Copy the material word for word, from its first line through the line containing "axis-layer: 1 10", with both of those lines included.

Stored entries:
+ + + + +
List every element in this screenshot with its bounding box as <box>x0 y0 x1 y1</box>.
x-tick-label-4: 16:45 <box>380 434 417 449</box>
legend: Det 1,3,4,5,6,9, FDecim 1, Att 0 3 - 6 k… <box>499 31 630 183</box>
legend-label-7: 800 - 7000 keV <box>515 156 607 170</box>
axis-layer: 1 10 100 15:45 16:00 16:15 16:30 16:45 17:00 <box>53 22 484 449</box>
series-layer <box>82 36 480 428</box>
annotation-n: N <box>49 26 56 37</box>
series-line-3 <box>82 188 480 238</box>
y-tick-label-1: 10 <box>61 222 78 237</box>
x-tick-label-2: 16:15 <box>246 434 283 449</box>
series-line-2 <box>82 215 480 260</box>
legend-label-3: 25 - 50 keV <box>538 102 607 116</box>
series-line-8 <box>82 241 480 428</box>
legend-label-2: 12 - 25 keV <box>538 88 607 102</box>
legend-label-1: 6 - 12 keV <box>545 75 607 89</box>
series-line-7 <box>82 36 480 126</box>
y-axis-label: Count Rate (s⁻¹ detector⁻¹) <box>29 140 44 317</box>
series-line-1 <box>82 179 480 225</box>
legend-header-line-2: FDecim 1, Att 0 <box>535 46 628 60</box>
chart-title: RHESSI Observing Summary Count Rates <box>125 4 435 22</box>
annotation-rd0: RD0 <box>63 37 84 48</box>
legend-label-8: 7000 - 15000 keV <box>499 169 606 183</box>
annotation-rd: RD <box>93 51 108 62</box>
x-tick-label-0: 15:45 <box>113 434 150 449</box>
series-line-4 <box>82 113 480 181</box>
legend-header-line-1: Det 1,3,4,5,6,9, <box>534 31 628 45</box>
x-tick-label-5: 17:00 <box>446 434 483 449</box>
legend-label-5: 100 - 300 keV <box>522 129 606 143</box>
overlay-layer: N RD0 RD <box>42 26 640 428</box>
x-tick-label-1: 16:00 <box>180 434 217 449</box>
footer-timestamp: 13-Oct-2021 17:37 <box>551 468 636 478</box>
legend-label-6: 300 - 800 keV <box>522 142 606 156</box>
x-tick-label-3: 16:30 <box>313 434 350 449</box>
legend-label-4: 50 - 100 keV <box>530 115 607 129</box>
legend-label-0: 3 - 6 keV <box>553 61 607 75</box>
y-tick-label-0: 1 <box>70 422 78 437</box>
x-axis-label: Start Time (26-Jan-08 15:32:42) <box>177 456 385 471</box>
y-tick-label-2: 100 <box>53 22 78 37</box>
+ + + + +
### RESPONSE TO THE EXERCISE
List every element in this screenshot with its bounding box as <box>x0 y0 x1 y1</box>.
x-tick-label-4: 16:45 <box>380 434 417 449</box>
legend: Det 1,3,4,5,6,9, FDecim 1, Att 0 3 - 6 k… <box>499 31 630 183</box>
legend-label-7: 800 - 7000 keV <box>515 156 607 170</box>
axis-layer: 1 10 100 15:45 16:00 16:15 16:30 16:45 17:00 <box>53 22 484 449</box>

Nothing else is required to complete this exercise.